------ RECORDS PROVIDED
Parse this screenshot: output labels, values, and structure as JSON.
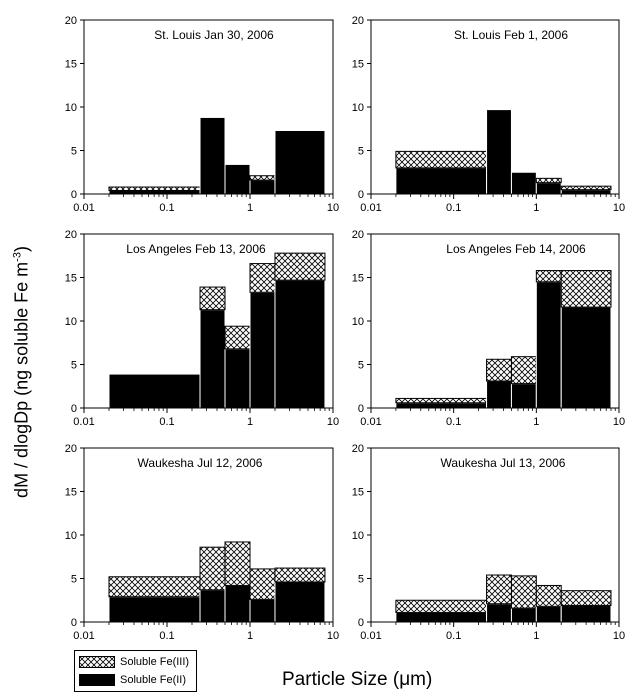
{
  "figure": {
    "ylabel_main": "dM / dlogDp (ng soluble Fe m",
    "ylabel_sup": "-3",
    "ylabel_end": ")",
    "xlabel_main": "Particle Size (",
    "xlabel_mu": "μ",
    "xlabel_end": "m)"
  },
  "legend": [
    {
      "label": "Soluble Fe(III)",
      "pattern": "crosshatch"
    },
    {
      "label": "Soluble Fe(II)",
      "pattern": "solid-black"
    }
  ],
  "chart_data": [
    {
      "type": "bar",
      "stacked": true,
      "title": "St. Louis Jan 30, 2006",
      "x_scale": "log",
      "xlim": [
        0.01,
        10
      ],
      "ylim": [
        0,
        20
      ],
      "yticks": [
        0,
        5,
        10,
        15,
        20
      ],
      "xticks": [
        {
          "v": 0.01,
          "label": "0.01"
        },
        {
          "v": 0.1,
          "label": "0.1"
        },
        {
          "v": 1,
          "label": "1"
        },
        {
          "v": 10,
          "label": "10"
        }
      ],
      "bins": [
        [
          0.02,
          0.25
        ],
        [
          0.25,
          0.5
        ],
        [
          0.5,
          1.0
        ],
        [
          1.0,
          2.0
        ],
        [
          2.0,
          8.0
        ]
      ],
      "series": [
        {
          "name": "Soluble Fe(II)",
          "values": [
            0.4,
            8.8,
            3.4,
            1.6,
            7.3
          ]
        },
        {
          "name": "Soluble Fe(III)",
          "values": [
            0.4,
            0,
            0,
            0.5,
            0
          ]
        }
      ]
    },
    {
      "type": "bar",
      "stacked": true,
      "title": "St. Louis Feb 1, 2006",
      "x_scale": "log",
      "xlim": [
        0.01,
        10
      ],
      "ylim": [
        0,
        20
      ],
      "yticks": [
        0,
        5,
        10,
        15,
        20
      ],
      "xticks": [
        {
          "v": 0.01,
          "label": "0.01"
        },
        {
          "v": 0.1,
          "label": "0.1"
        },
        {
          "v": 1,
          "label": "1"
        },
        {
          "v": 10,
          "label": "10"
        }
      ],
      "bins": [
        [
          0.02,
          0.25
        ],
        [
          0.25,
          0.5
        ],
        [
          0.5,
          1.0
        ],
        [
          1.0,
          2.0
        ],
        [
          2.0,
          8.0
        ]
      ],
      "series": [
        {
          "name": "Soluble Fe(II)",
          "values": [
            3.0,
            9.7,
            2.5,
            1.3,
            0.5
          ]
        },
        {
          "name": "Soluble Fe(III)",
          "values": [
            1.9,
            0,
            0,
            0.5,
            0.4
          ]
        }
      ]
    },
    {
      "type": "bar",
      "stacked": true,
      "title": "Los Angeles Feb 13, 2006",
      "x_scale": "log",
      "xlim": [
        0.01,
        10
      ],
      "ylim": [
        0,
        20
      ],
      "yticks": [
        0,
        5,
        10,
        15,
        20
      ],
      "xticks": [
        {
          "v": 0.01,
          "label": "0.01"
        },
        {
          "v": 0.1,
          "label": "0.1"
        },
        {
          "v": 1,
          "label": "1"
        },
        {
          "v": 10,
          "label": "10"
        }
      ],
      "bins": [
        [
          0.02,
          0.25
        ],
        [
          0.25,
          0.5
        ],
        [
          0.5,
          1.0
        ],
        [
          1.0,
          2.0
        ],
        [
          2.0,
          8.0
        ]
      ],
      "series": [
        {
          "name": "Soluble Fe(II)",
          "values": [
            3.9,
            11.3,
            6.8,
            13.3,
            14.7
          ]
        },
        {
          "name": "Soluble Fe(III)",
          "values": [
            0,
            2.6,
            2.6,
            3.3,
            3.1
          ]
        }
      ]
    },
    {
      "type": "bar",
      "stacked": true,
      "title": "Los Angeles Feb 14, 2006",
      "x_scale": "log",
      "xlim": [
        0.01,
        10
      ],
      "ylim": [
        0,
        20
      ],
      "yticks": [
        0,
        5,
        10,
        15,
        20
      ],
      "xticks": [
        {
          "v": 0.01,
          "label": "0.01"
        },
        {
          "v": 0.1,
          "label": "0.1"
        },
        {
          "v": 1,
          "label": "1"
        },
        {
          "v": 10,
          "label": "10"
        }
      ],
      "bins": [
        [
          0.02,
          0.25
        ],
        [
          0.25,
          0.5
        ],
        [
          0.5,
          1.0
        ],
        [
          1.0,
          2.0
        ],
        [
          2.0,
          8.0
        ]
      ],
      "series": [
        {
          "name": "Soluble Fe(II)",
          "values": [
            0.6,
            3.1,
            2.8,
            14.5,
            11.6
          ]
        },
        {
          "name": "Soluble Fe(III)",
          "values": [
            0.5,
            2.5,
            3.1,
            1.3,
            4.2
          ]
        }
      ]
    },
    {
      "type": "bar",
      "stacked": true,
      "title": "Waukesha Jul 12, 2006",
      "x_scale": "log",
      "xlim": [
        0.01,
        10
      ],
      "ylim": [
        0,
        20
      ],
      "yticks": [
        0,
        5,
        10,
        15,
        20
      ],
      "xticks": [
        {
          "v": 0.01,
          "label": "0.01"
        },
        {
          "v": 0.1,
          "label": "0.1"
        },
        {
          "v": 1,
          "label": "1"
        },
        {
          "v": 10,
          "label": "10"
        }
      ],
      "bins": [
        [
          0.02,
          0.25
        ],
        [
          0.25,
          0.5
        ],
        [
          0.5,
          1.0
        ],
        [
          1.0,
          2.0
        ],
        [
          2.0,
          8.0
        ]
      ],
      "series": [
        {
          "name": "Soluble Fe(II)",
          "values": [
            2.9,
            3.7,
            4.2,
            2.6,
            4.6
          ]
        },
        {
          "name": "Soluble Fe(III)",
          "values": [
            2.3,
            4.9,
            5.0,
            3.5,
            1.6
          ]
        }
      ]
    },
    {
      "type": "bar",
      "stacked": true,
      "title": "Waukesha Jul 13, 2006",
      "x_scale": "log",
      "xlim": [
        0.01,
        10
      ],
      "ylim": [
        0,
        20
      ],
      "yticks": [
        0,
        5,
        10,
        15,
        20
      ],
      "xticks": [
        {
          "v": 0.01,
          "label": "0.01"
        },
        {
          "v": 0.1,
          "label": "0.1"
        },
        {
          "v": 1,
          "label": "1"
        },
        {
          "v": 10,
          "label": "10"
        }
      ],
      "bins": [
        [
          0.02,
          0.25
        ],
        [
          0.25,
          0.5
        ],
        [
          0.5,
          1.0
        ],
        [
          1.0,
          2.0
        ],
        [
          2.0,
          8.0
        ]
      ],
      "series": [
        {
          "name": "Soluble Fe(II)",
          "values": [
            1.1,
            2.1,
            1.6,
            1.8,
            1.9
          ]
        },
        {
          "name": "Soluble Fe(III)",
          "values": [
            1.4,
            3.3,
            3.7,
            2.4,
            1.7
          ]
        }
      ]
    }
  ]
}
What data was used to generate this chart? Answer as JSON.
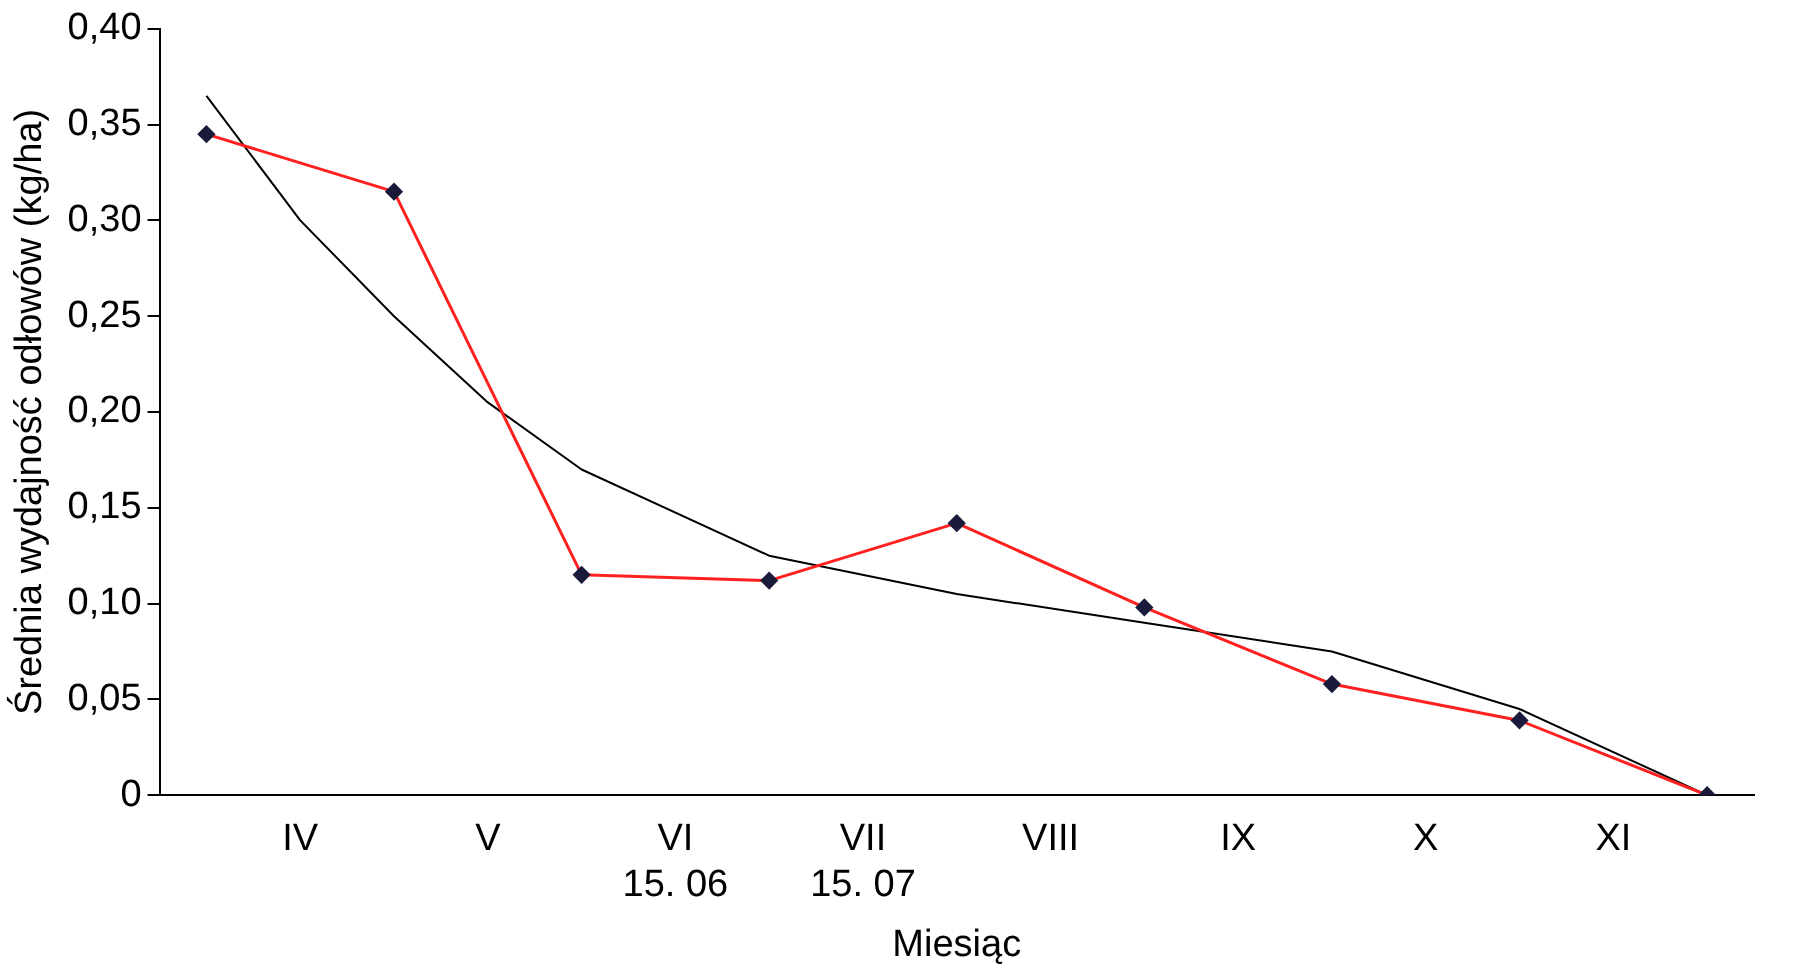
{
  "chart_data": {
    "type": "line",
    "xlabel": "Miesiąc",
    "ylabel": "Średnia wydajność odłowów (kg/ha)",
    "categories": [
      null,
      "IV",
      null,
      "V",
      null,
      "VI\n15. 06",
      null,
      "VII\n15. 07",
      null,
      "VIII",
      null,
      "IX",
      null,
      "X",
      null,
      "XI",
      null
    ],
    "ylim": [
      0,
      0.4
    ],
    "yticks": [
      0,
      {
        "value": 0.05,
        "label": "0,05"
      },
      {
        "value": 0.1,
        "label": "0,10"
      },
      {
        "value": 0.15,
        "label": "0,15"
      },
      {
        "value": 0.2,
        "label": "0,20"
      },
      {
        "value": 0.25,
        "label": "0,25"
      },
      {
        "value": 0.3,
        "label": "0,30"
      },
      {
        "value": 0.35,
        "label": "0,35"
      },
      {
        "value": 0.4,
        "label": "0,40"
      }
    ],
    "grid": false,
    "legend": false,
    "series": [
      {
        "color": "#ff2020",
        "marker": "diamond",
        "values": [
          0.345,
          null,
          0.315,
          null,
          0.115,
          null,
          0.112,
          null,
          0.142,
          null,
          0.098,
          null,
          0.058,
          null,
          0.039,
          null,
          0.0
        ]
      },
      {
        "color": "#000000",
        "marker": "none",
        "values": [
          0.365,
          0.3,
          0.25,
          0.205,
          0.17,
          null,
          0.125,
          null,
          0.105,
          null,
          0.09,
          null,
          0.075,
          null,
          0.045,
          null,
          0.0
        ]
      }
    ]
  }
}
------------
Locate the string "Louis" in the listing above and copy every line where it occurs.

      "title": "St. Louis Jan 30, 2006",
      "title": "St. Louis Feb 1, 2006",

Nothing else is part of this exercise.